─── Record extracts

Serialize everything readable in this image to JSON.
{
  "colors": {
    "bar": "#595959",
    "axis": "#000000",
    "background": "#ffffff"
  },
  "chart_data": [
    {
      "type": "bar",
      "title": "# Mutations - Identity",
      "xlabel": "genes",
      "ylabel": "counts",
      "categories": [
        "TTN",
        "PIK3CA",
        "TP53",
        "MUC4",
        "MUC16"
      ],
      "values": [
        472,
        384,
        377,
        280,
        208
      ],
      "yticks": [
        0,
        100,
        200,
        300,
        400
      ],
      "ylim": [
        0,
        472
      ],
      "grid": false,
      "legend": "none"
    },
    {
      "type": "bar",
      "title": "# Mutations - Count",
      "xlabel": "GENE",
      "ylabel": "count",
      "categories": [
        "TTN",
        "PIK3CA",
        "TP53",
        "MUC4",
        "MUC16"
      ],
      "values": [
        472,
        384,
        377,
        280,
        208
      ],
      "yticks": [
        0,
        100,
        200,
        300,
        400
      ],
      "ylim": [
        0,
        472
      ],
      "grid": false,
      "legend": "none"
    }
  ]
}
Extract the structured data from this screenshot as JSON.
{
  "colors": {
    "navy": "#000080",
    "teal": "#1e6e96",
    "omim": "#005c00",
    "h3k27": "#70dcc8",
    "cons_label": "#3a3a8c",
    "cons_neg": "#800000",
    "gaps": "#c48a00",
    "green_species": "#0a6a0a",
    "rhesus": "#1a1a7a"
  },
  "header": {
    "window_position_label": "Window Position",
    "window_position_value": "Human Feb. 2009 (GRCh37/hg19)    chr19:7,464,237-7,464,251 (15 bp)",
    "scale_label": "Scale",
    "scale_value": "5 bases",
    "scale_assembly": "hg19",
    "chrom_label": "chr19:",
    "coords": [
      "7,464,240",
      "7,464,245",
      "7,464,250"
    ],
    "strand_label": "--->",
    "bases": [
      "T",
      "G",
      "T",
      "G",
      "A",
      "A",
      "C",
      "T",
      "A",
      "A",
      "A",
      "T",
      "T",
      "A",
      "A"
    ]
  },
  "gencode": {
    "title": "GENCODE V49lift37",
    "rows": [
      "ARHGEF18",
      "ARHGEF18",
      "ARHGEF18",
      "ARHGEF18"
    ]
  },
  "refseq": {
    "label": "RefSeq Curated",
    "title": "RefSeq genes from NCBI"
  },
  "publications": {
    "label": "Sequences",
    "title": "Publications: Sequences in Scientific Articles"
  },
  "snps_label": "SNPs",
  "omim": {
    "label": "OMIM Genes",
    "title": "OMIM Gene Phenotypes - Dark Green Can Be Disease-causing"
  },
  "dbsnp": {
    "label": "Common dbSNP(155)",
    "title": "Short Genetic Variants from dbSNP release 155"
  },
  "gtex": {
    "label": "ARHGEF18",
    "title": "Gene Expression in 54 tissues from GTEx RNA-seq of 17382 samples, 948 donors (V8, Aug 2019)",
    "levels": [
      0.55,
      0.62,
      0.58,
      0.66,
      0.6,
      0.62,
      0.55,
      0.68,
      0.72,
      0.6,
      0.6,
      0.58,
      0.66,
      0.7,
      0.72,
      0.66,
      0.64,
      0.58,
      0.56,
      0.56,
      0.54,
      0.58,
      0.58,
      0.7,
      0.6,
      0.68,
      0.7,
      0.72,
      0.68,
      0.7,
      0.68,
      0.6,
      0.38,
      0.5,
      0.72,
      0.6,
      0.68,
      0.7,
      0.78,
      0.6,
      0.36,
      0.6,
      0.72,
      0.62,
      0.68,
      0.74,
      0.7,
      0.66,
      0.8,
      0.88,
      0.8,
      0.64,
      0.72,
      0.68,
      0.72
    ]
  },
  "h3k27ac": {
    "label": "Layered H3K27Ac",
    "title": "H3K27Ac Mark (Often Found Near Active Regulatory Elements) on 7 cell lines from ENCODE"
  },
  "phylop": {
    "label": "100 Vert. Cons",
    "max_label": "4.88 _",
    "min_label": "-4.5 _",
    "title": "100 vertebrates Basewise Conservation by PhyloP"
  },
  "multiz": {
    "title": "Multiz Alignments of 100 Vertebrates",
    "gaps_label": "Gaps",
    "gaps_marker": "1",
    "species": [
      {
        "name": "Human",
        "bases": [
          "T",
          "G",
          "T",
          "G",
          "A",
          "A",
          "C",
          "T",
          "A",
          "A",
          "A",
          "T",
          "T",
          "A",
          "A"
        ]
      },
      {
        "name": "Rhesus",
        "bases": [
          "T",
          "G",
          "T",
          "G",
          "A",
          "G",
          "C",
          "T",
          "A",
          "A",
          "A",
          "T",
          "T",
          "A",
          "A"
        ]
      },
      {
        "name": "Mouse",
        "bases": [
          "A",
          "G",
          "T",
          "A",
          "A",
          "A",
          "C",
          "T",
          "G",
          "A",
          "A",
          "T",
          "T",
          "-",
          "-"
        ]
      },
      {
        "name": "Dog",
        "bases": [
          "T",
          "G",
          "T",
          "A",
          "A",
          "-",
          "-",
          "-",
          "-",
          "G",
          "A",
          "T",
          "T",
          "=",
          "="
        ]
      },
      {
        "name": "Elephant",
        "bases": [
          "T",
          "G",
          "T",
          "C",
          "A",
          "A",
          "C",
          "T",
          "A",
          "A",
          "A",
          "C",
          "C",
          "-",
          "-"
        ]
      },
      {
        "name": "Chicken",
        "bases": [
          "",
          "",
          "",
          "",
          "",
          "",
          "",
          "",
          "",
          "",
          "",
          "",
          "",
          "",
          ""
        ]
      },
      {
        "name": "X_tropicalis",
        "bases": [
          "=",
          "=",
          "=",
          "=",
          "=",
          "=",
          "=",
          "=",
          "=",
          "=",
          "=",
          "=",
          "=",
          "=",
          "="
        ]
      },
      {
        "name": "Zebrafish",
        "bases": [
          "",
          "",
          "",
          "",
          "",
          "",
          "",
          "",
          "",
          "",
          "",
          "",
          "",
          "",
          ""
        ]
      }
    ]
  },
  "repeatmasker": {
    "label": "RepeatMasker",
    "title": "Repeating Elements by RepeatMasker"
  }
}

──────

**Exercise objective**
Exact copies of all the records are to be printed.

**Solution**
Serialize everything readable in this image to JSON.
{
  "colors": {
    "bar": "#595959",
    "axis": "#000000",
    "background": "#ffffff"
  },
  "chart_data": [
    {
      "type": "bar",
      "title": "# Mutations - Identity",
      "xlabel": "genes",
      "ylabel": "counts",
      "categories": [
        "TTN",
        "PIK3CA",
        "TP53",
        "MUC4",
        "MUC16"
      ],
      "values": [
        472,
        384,
        377,
        280,
        208
      ],
      "yticks": [
        0,
        100,
        200,
        300,
        400
      ],
      "ylim": [
        0,
        472
      ],
      "grid": false,
      "legend": "none"
    },
    {
      "type": "bar",
      "title": "# Mutations - Count",
      "xlabel": "GENE",
      "ylabel": "count",
      "categories": [
        "TTN",
        "PIK3CA",
        "TP53",
        "MUC4",
        "MUC16"
      ],
      "values": [
        472,
        384,
        377,
        280,
        208
      ],
      "yticks": [
        0,
        100,
        200,
        300,
        400
      ],
      "ylim": [
        0,
        472
      ],
      "grid": false,
      "legend": "none"
    }
  ]
}
Extract the structured data from this screenshot as JSON.
{
  "colors": {
    "navy": "#000080",
    "teal": "#1e6e96",
    "omim": "#005c00",
    "h3k27": "#70dcc8",
    "cons_label": "#3a3a8c",
    "cons_neg": "#800000",
    "gaps": "#c48a00",
    "green_species": "#0a6a0a",
    "rhesus": "#1a1a7a"
  },
  "header": {
    "window_position_label": "Window Position",
    "window_position_value": "Human Feb. 2009 (GRCh37/hg19)    chr19:7,464,237-7,464,251 (15 bp)",
    "scale_label": "Scale",
    "scale_value": "5 bases",
    "scale_assembly": "hg19",
    "chrom_label": "chr19:",
    "coords": [
      "7,464,240",
      "7,464,245",
      "7,464,250"
    ],
    "strand_label": "--->",
    "bases": [
      "T",
      "G",
      "T",
      "G",
      "A",
      "A",
      "C",
      "T",
      "A",
      "A",
      "A",
      "T",
      "T",
      "A",
      "A"
    ]
  },
  "gencode": {
    "title": "GENCODE V49lift37",
    "rows": [
      "ARHGEF18",
      "ARHGEF18",
      "ARHGEF18",
      "ARHGEF18"
    ]
  },
  "refseq": {
    "label": "RefSeq Curated",
    "title": "RefSeq genes from NCBI"
  },
  "publications": {
    "label": "Sequences",
    "title": "Publications: Sequences in Scientific Articles"
  },
  "snps_label": "SNPs",
  "omim": {
    "label": "OMIM Genes",
    "title": "OMIM Gene Phenotypes - Dark Green Can Be Disease-causing"
  },
  "dbsnp": {
    "label": "Common dbSNP(155)",
    "title": "Short Genetic Variants from dbSNP release 155"
  },
  "gtex": {
    "label": "ARHGEF18",
    "title": "Gene Expression in 54 tissues from GTEx RNA-seq of 17382 samples, 948 donors (V8, Aug 2019)",
    "levels": [
      0.55,
      0.62,
      0.58,
      0.66,
      0.6,
      0.62,
      0.55,
      0.68,
      0.72,
      0.6,
      0.6,
      0.58,
      0.66,
      0.7,
      0.72,
      0.66,
      0.64,
      0.58,
      0.56,
      0.56,
      0.54,
      0.58,
      0.58,
      0.7,
      0.6,
      0.68,
      0.7,
      0.72,
      0.68,
      0.7,
      0.68,
      0.6,
      0.38,
      0.5,
      0.72,
      0.6,
      0.68,
      0.7,
      0.78,
      0.6,
      0.36,
      0.6,
      0.72,
      0.62,
      0.68,
      0.74,
      0.7,
      0.66,
      0.8,
      0.88,
      0.8,
      0.64,
      0.72,
      0.68,
      0.72
    ]
  },
  "h3k27ac": {
    "label": "Layered H3K27Ac",
    "title": "H3K27Ac Mark (Often Found Near Active Regulatory Elements) on 7 cell lines from ENCODE"
  },
  "phylop": {
    "label": "100 Vert. Cons",
    "max_label": "4.88 _",
    "min_label": "-4.5 _",
    "title": "100 vertebrates Basewise Conservation by PhyloP"
  },
  "multiz": {
    "title": "Multiz Alignments of 100 Vertebrates",
    "gaps_label": "Gaps",
    "gaps_marker": "1",
    "species": [
      {
        "name": "Human",
        "bases": [
          "T",
          "G",
          "T",
          "G",
          "A",
          "A",
          "C",
          "T",
          "A",
          "A",
          "A",
          "T",
          "T",
          "A",
          "A"
        ]
      },
      {
        "name": "Rhesus",
        "bases": [
          "T",
          "G",
          "T",
          "G",
          "A",
          "G",
          "C",
          "T",
          "A",
          "A",
          "A",
          "T",
          "T",
          "A",
          "A"
        ]
      },
      {
        "name": "Mouse",
        "bases": [
          "A",
          "G",
          "T",
          "A",
          "A",
          "A",
          "C",
          "T",
          "G",
          "A",
          "A",
          "T",
          "T",
          "-",
          "-"
        ]
      },
      {
        "name": "Dog",
        "bases": [
          "T",
          "G",
          "T",
          "A",
          "A",
          "-",
          "-",
          "-",
          "-",
          "G",
          "A",
          "T",
          "T",
          "=",
          "="
        ]
      },
      {
        "name": "Elephant",
        "bases": [
          "T",
          "G",
          "T",
          "C",
          "A",
          "A",
          "C",
          "T",
          "A",
          "A",
          "A",
          "C",
          "C",
          "-",
          "-"
        ]
      },
      {
        "name": "Chicken",
        "bases": [
          "",
          "",
          "",
          "",
          "",
          "",
          "",
          "",
          "",
          "",
          "",
          "",
          "",
          "",
          ""
        ]
      },
      {
        "name": "X_tropicalis",
        "bases": [
          "=",
          "=",
          "=",
          "=",
          "=",
          "=",
          "=",
          "=",
          "=",
          "=",
          "=",
          "=",
          "=",
          "=",
          "="
        ]
      },
      {
        "name": "Zebrafish",
        "bases": [
          "",
          "",
          "",
          "",
          "",
          "",
          "",
          "",
          "",
          "",
          "",
          "",
          "",
          "",
          ""
        ]
      }
    ]
  },
  "repeatmasker": {
    "label": "RepeatMasker",
    "title": "Repeating Elements by RepeatMasker"
  }
}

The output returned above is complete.